● Goal
Take the data below and repeat it exactly.

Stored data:
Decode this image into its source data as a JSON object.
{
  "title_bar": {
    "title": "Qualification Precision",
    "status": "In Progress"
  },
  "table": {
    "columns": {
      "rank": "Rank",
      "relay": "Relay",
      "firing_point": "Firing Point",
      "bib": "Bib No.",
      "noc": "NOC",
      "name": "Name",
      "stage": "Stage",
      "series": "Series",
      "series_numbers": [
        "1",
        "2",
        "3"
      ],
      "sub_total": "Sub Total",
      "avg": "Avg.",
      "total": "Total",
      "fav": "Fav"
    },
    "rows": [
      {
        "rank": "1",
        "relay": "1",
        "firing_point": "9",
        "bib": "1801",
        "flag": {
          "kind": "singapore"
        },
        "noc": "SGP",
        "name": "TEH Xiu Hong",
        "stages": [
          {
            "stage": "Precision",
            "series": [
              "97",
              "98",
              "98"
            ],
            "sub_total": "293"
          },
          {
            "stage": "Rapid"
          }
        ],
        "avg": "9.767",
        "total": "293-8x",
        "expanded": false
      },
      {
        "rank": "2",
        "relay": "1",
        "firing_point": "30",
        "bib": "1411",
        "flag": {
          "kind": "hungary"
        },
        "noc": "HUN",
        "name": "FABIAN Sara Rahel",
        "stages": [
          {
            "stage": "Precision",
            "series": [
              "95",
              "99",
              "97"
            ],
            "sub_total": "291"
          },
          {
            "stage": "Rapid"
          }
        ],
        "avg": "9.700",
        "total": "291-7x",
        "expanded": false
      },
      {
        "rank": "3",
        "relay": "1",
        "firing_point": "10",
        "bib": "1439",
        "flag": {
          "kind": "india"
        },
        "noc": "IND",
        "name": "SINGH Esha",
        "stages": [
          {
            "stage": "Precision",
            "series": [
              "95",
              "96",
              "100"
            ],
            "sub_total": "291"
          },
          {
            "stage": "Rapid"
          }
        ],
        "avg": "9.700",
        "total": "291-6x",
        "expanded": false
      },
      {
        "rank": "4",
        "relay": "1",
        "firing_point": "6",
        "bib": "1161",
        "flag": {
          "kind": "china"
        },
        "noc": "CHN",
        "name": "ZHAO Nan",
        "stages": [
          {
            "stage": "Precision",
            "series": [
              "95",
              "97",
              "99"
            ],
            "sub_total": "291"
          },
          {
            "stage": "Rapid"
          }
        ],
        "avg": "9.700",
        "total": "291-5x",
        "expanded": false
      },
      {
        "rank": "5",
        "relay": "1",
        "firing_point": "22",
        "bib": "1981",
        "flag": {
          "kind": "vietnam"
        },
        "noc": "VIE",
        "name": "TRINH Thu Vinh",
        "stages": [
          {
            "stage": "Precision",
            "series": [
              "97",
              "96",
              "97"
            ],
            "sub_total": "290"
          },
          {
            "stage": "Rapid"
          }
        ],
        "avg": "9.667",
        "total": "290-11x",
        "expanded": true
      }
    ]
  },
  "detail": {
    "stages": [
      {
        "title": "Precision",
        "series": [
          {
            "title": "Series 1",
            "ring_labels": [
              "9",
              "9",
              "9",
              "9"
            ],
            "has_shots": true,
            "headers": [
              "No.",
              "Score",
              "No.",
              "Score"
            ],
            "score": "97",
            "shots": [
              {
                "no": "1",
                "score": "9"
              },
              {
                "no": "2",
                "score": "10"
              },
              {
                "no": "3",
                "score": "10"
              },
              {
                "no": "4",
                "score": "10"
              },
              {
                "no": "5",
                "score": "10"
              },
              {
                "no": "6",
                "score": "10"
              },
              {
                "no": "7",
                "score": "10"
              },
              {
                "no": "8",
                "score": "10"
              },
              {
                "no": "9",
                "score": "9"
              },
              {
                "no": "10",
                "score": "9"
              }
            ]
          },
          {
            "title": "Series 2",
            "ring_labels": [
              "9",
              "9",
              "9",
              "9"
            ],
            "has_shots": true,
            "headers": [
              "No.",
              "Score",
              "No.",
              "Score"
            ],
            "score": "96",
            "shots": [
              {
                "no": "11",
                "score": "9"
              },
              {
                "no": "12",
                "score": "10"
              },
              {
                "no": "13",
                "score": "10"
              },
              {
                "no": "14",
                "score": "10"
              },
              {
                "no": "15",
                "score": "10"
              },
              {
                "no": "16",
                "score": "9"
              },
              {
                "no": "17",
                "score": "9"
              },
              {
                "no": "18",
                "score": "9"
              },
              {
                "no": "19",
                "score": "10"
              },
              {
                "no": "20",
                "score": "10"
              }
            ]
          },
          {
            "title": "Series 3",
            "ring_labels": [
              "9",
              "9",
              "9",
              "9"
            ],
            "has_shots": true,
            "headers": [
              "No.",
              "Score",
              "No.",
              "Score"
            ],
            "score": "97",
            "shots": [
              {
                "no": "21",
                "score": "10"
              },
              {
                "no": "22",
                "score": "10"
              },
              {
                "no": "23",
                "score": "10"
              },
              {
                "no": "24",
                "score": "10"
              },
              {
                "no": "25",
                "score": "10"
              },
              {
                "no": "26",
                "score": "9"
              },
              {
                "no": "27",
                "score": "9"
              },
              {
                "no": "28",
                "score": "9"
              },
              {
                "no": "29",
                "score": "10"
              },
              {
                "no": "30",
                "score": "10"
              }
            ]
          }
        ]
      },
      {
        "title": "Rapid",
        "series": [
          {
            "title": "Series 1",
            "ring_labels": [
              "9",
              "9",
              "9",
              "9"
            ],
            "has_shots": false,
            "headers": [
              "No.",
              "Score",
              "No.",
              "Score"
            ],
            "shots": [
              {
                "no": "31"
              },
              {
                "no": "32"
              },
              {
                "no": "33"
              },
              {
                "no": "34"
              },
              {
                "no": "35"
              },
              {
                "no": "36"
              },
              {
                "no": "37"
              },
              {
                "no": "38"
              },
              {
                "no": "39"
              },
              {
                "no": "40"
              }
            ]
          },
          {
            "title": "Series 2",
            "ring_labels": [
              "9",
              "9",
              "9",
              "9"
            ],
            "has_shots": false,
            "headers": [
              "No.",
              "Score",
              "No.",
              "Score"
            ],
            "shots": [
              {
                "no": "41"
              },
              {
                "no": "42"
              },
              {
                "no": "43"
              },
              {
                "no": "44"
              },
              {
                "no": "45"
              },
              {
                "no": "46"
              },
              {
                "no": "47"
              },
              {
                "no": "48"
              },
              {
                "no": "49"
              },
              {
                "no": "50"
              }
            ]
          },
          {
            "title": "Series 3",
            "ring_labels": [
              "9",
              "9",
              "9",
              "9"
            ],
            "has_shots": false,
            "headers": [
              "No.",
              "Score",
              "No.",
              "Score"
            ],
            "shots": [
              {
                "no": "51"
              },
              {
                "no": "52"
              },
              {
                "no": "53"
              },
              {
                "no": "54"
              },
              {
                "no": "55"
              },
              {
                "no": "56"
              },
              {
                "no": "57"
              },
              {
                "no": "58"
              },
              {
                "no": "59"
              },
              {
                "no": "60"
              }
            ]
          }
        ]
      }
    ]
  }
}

● The answer
Decode this image into its source data as a JSON object.
{
  "title_bar": {
    "title": "Qualification Precision",
    "status": "In Progress"
  },
  "table": {
    "columns": {
      "rank": "Rank",
      "relay": "Relay",
      "firing_point": "Firing Point",
      "bib": "Bib No.",
      "noc": "NOC",
      "name": "Name",
      "stage": "Stage",
      "series": "Series",
      "series_numbers": [
        "1",
        "2",
        "3"
      ],
      "sub_total": "Sub Total",
      "avg": "Avg.",
      "total": "Total",
      "fav": "Fav"
    },
    "rows": [
      {
        "rank": "1",
        "relay": "1",
        "firing_point": "9",
        "bib": "1801",
        "flag": {
          "kind": "singapore"
        },
        "noc": "SGP",
        "name": "TEH Xiu Hong",
        "stages": [
          {
            "stage": "Precision",
            "series": [
              "97",
              "98",
              "98"
            ],
            "sub_total": "293"
          },
          {
            "stage": "Rapid"
          }
        ],
        "avg": "9.767",
        "total": "293-8x",
        "expanded": false
      },
      {
        "rank": "2",
        "relay": "1",
        "firing_point": "30",
        "bib": "1411",
        "flag": {
          "kind": "hungary"
        },
        "noc": "HUN",
        "name": "FABIAN Sara Rahel",
        "stages": [
          {
            "stage": "Precision",
            "series": [
              "95",
              "99",
              "97"
            ],
            "sub_total": "291"
          },
          {
            "stage": "Rapid"
          }
        ],
        "avg": "9.700",
        "total": "291-7x",
        "expanded": false
      },
      {
        "rank": "3",
        "relay": "1",
        "firing_point": "10",
        "bib": "1439",
        "flag": {
          "kind": "india"
        },
        "noc": "IND",
        "name": "SINGH Esha",
        "stages": [
          {
            "stage": "Precision",
            "series": [
              "95",
              "96",
              "100"
            ],
            "sub_total": "291"
          },
          {
            "stage": "Rapid"
          }
        ],
        "avg": "9.700",
        "total": "291-6x",
        "expanded": false
      },
      {
        "rank": "4",
        "relay": "1",
        "firing_point": "6",
        "bib": "1161",
        "flag": {
          "kind": "china"
        },
        "noc": "CHN",
        "name": "ZHAO Nan",
        "stages": [
          {
            "stage": "Precision",
            "series": [
              "95",
              "97",
              "99"
            ],
            "sub_total": "291"
          },
          {
            "stage": "Rapid"
          }
        ],
        "avg": "9.700",
        "total": "291-5x",
        "expanded": false
      },
      {
        "rank": "5",
        "relay": "1",
        "firing_point": "22",
        "bib": "1981",
        "flag": {
          "kind": "vietnam"
        },
        "noc": "VIE",
        "name": "TRINH Thu Vinh",
        "stages": [
          {
            "stage": "Precision",
            "series": [
              "97",
              "96",
              "97"
            ],
            "sub_total": "290"
          },
          {
            "stage": "Rapid"
          }
        ],
        "avg": "9.667",
        "total": "290-11x",
        "expanded": true
      }
    ]
  },
  "detail": {
    "stages": [
      {
        "title": "Precision",
        "series": [
          {
            "title": "Series 1",
            "ring_labels": [
              "9",
              "9",
              "9",
              "9"
            ],
            "has_shots": true,
            "headers": [
              "No.",
              "Score",
              "No.",
              "Score"
            ],
            "score": "97",
            "shots": [
              {
                "no": "1",
                "score": "9"
              },
              {
                "no": "2",
                "score": "10"
              },
              {
                "no": "3",
                "score": "10"
              },
              {
                "no": "4",
                "score": "10"
              },
              {
                "no": "5",
                "score": "10"
              },
              {
                "no": "6",
                "score": "10"
              },
              {
                "no": "7",
                "score": "10"
              },
              {
                "no": "8",
                "score": "10"
              },
              {
                "no": "9",
                "score": "9"
              },
              {
                "no": "10",
                "score": "9"
              }
            ]
          },
          {
            "title": "Series 2",
            "ring_labels": [
              "9",
              "9",
              "9",
              "9"
            ],
            "has_shots": true,
            "headers": [
              "No.",
              "Score",
              "No.",
              "Score"
            ],
            "score": "96",
            "shots": [
              {
                "no": "11",
                "score": "9"
              },
              {
                "no": "12",
                "score": "10"
              },
              {
                "no": "13",
                "score": "10"
              },
              {
                "no": "14",
                "score": "10"
              },
              {
                "no": "15",
                "score": "10"
              },
              {
                "no": "16",
                "score": "9"
              },
              {
                "no": "17",
                "score": "9"
              },
              {
                "no": "18",
                "score": "9"
              },
              {
                "no": "19",
                "score": "10"
              },
              {
                "no": "20",
                "score": "10"
              }
            ]
          },
          {
            "title": "Series 3",
            "ring_labels": [
              "9",
              "9",
              "9",
              "9"
            ],
            "has_shots": true,
            "headers": [
              "No.",
              "Score",
              "No.",
              "Score"
            ],
            "score": "97",
            "shots": [
              {
                "no": "21",
                "score": "10"
              },
              {
                "no": "22",
                "score": "10"
              },
              {
                "no": "23",
                "score": "10"
              },
              {
                "no": "24",
                "score": "10"
              },
              {
                "no": "25",
                "score": "10"
              },
              {
                "no": "26",
                "score": "9"
              },
              {
                "no": "27",
                "score": "9"
              },
              {
                "no": "28",
                "score": "9"
              },
              {
                "no": "29",
                "score": "10"
              },
              {
                "no": "30",
                "score": "10"
              }
            ]
          }
        ]
      },
      {
        "title": "Rapid",
        "series": [
          {
            "title": "Series 1",
            "ring_labels": [
              "9",
              "9",
              "9",
              "9"
            ],
            "has_shots": false,
            "headers": [
              "No.",
              "Score",
              "No.",
              "Score"
            ],
            "shots": [
              {
                "no": "31"
              },
              {
                "no": "32"
              },
              {
                "no": "33"
              },
              {
                "no": "34"
              },
              {
                "no": "35"
              },
              {
                "no": "36"
              },
              {
                "no": "37"
              },
              {
                "no": "38"
              },
              {
                "no": "39"
              },
              {
                "no": "40"
              }
            ]
          },
          {
            "title": "Series 2",
            "ring_labels": [
              "9",
              "9",
              "9",
              "9"
            ],
            "has_shots": false,
            "headers": [
              "No.",
              "Score",
              "No.",
              "Score"
            ],
            "shots": [
              {
                "no": "41"
              },
              {
                "no": "42"
              },
              {
                "no": "43"
              },
              {
                "no": "44"
              },
              {
                "no": "45"
              },
              {
                "no": "46"
              },
              {
                "no": "47"
              },
              {
                "no": "48"
              },
              {
                "no": "49"
              },
              {
                "no": "50"
              }
            ]
          },
          {
            "title": "Series 3",
            "ring_labels": [
              "9",
              "9",
              "9",
              "9"
            ],
            "has_shots": false,
            "headers": [
              "No.",
              "Score",
              "No.",
              "Score"
            ],
            "shots": [
              {
                "no": "51"
              },
              {
                "no": "52"
              },
              {
                "no": "53"
              },
              {
                "no": "54"
              },
              {
                "no": "55"
              },
              {
                "no": "56"
              },
              {
                "no": "57"
              },
              {
                "no": "58"
              },
              {
                "no": "59"
              },
              {
                "no": "60"
              }
            ]
          }
        ]
      }
    ]
  }
}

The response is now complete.